◆ What the task requires ◆
Leave the images out and repeat the data exactly as given.

◆ Data for this exercise ◆
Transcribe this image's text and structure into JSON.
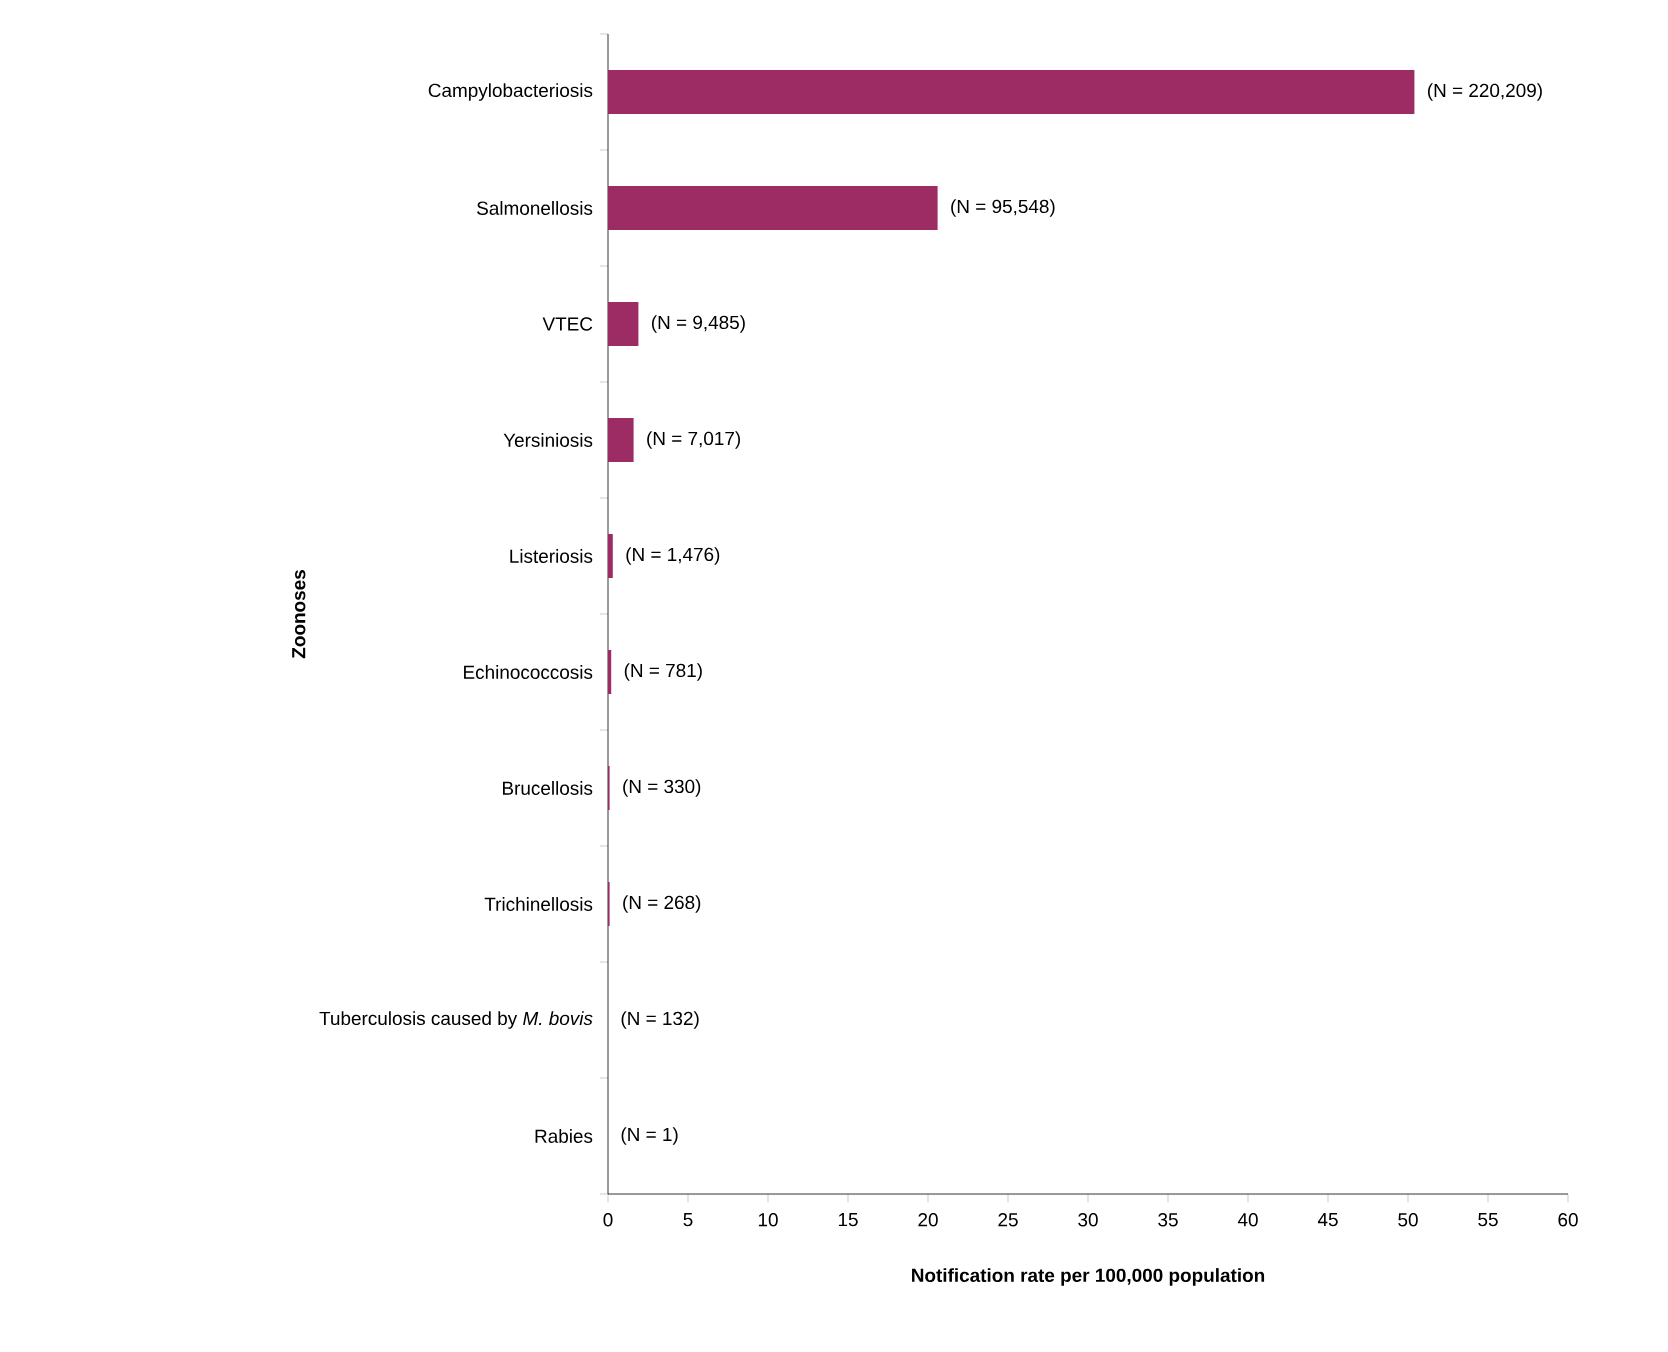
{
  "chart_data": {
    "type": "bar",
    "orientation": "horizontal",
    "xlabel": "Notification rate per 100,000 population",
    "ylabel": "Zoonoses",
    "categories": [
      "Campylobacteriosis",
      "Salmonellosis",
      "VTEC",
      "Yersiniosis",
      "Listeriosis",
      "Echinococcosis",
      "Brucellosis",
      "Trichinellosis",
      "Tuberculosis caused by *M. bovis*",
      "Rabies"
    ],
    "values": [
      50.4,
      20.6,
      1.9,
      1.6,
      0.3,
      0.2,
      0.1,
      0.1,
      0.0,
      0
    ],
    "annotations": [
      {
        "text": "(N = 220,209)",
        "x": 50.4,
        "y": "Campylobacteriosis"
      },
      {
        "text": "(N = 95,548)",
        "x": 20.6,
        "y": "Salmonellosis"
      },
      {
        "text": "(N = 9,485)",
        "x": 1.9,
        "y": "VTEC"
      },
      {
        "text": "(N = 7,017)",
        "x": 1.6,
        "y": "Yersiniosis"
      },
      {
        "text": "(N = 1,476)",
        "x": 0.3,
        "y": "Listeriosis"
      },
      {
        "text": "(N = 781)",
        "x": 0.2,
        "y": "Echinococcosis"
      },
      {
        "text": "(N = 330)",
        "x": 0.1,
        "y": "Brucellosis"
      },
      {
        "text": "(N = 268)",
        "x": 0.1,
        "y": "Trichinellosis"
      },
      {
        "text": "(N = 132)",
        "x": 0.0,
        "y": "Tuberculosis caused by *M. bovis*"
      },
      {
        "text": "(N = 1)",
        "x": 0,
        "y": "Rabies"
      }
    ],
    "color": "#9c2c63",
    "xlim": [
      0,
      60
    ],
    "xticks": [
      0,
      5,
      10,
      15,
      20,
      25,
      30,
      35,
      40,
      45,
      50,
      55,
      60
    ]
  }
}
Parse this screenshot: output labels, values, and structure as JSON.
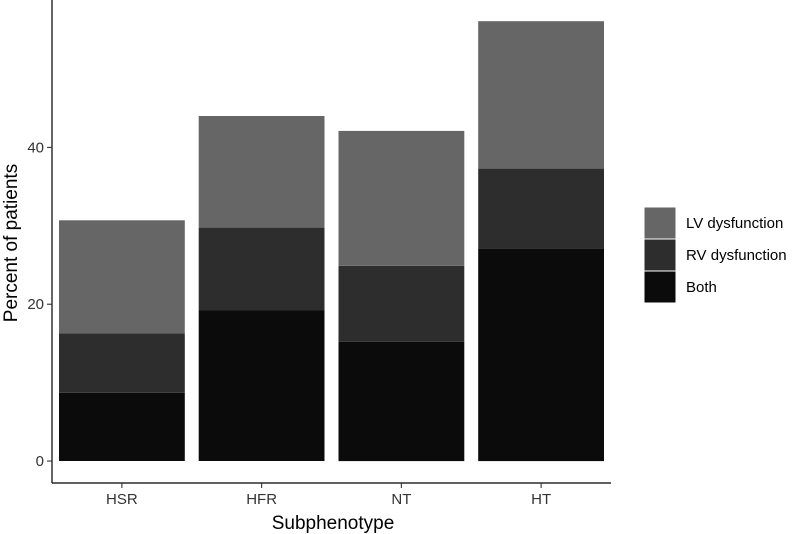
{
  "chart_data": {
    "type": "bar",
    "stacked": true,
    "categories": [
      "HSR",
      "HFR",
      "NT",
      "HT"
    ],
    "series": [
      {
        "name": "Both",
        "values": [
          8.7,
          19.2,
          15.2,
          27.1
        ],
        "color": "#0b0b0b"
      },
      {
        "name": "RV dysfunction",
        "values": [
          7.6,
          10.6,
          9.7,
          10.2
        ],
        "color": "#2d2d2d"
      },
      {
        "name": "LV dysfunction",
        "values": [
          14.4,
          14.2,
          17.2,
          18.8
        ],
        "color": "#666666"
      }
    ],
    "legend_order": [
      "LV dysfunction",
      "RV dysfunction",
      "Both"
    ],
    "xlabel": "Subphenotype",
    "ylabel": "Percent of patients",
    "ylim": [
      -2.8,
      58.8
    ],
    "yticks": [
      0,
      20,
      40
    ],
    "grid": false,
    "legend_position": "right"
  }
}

◆ Task result ◆
Transcribe this image's text and structure into JSON.
{
  "chart_data": {
    "type": "bar",
    "orientation": "horizontal",
    "xlabel": "Notification rate per 100,000 population",
    "ylabel": "Zoonoses",
    "categories": [
      "Campylobacteriosis",
      "Salmonellosis",
      "VTEC",
      "Yersiniosis",
      "Listeriosis",
      "Echinococcosis",
      "Brucellosis",
      "Trichinellosis",
      "Tuberculosis caused by *M. bovis*",
      "Rabies"
    ],
    "values": [
      50.4,
      20.6,
      1.9,
      1.6,
      0.3,
      0.2,
      0.1,
      0.1,
      0.0,
      0
    ],
    "annotations": [
      {
        "text": "(N = 220,209)",
        "x": 50.4,
        "y": "Campylobacteriosis"
      },
      {
        "text": "(N = 95,548)",
        "x": 20.6,
        "y": "Salmonellosis"
      },
      {
        "text": "(N = 9,485)",
        "x": 1.9,
        "y": "VTEC"
      },
      {
        "text": "(N = 7,017)",
        "x": 1.6,
        "y": "Yersiniosis"
      },
      {
        "text": "(N = 1,476)",
        "x": 0.3,
        "y": "Listeriosis"
      },
      {
        "text": "(N = 781)",
        "x": 0.2,
        "y": "Echinococcosis"
      },
      {
        "text": "(N = 330)",
        "x": 0.1,
        "y": "Brucellosis"
      },
      {
        "text": "(N = 268)",
        "x": 0.1,
        "y": "Trichinellosis"
      },
      {
        "text": "(N = 132)",
        "x": 0.0,
        "y": "Tuberculosis caused by *M. bovis*"
      },
      {
        "text": "(N = 1)",
        "x": 0,
        "y": "Rabies"
      }
    ],
    "color": "#9c2c63",
    "xlim": [
      0,
      60
    ],
    "xticks": [
      0,
      5,
      10,
      15,
      20,
      25,
      30,
      35,
      40,
      45,
      50,
      55,
      60
    ]
  }
}
Parse this screenshot: output labels, values, and structure as JSON.
{
  "chart_data": {
    "type": "bar",
    "stacked": true,
    "categories": [
      "HSR",
      "HFR",
      "NT",
      "HT"
    ],
    "series": [
      {
        "name": "Both",
        "values": [
          8.7,
          19.2,
          15.2,
          27.1
        ],
        "color": "#0b0b0b"
      },
      {
        "name": "RV dysfunction",
        "values": [
          7.6,
          10.6,
          9.7,
          10.2
        ],
        "color": "#2d2d2d"
      },
      {
        "name": "LV dysfunction",
        "values": [
          14.4,
          14.2,
          17.2,
          18.8
        ],
        "color": "#666666"
      }
    ],
    "legend_order": [
      "LV dysfunction",
      "RV dysfunction",
      "Both"
    ],
    "xlabel": "Subphenotype",
    "ylabel": "Percent of patients",
    "ylim": [
      -2.8,
      58.8
    ],
    "yticks": [
      0,
      20,
      40
    ],
    "grid": false,
    "legend_position": "right"
  }
}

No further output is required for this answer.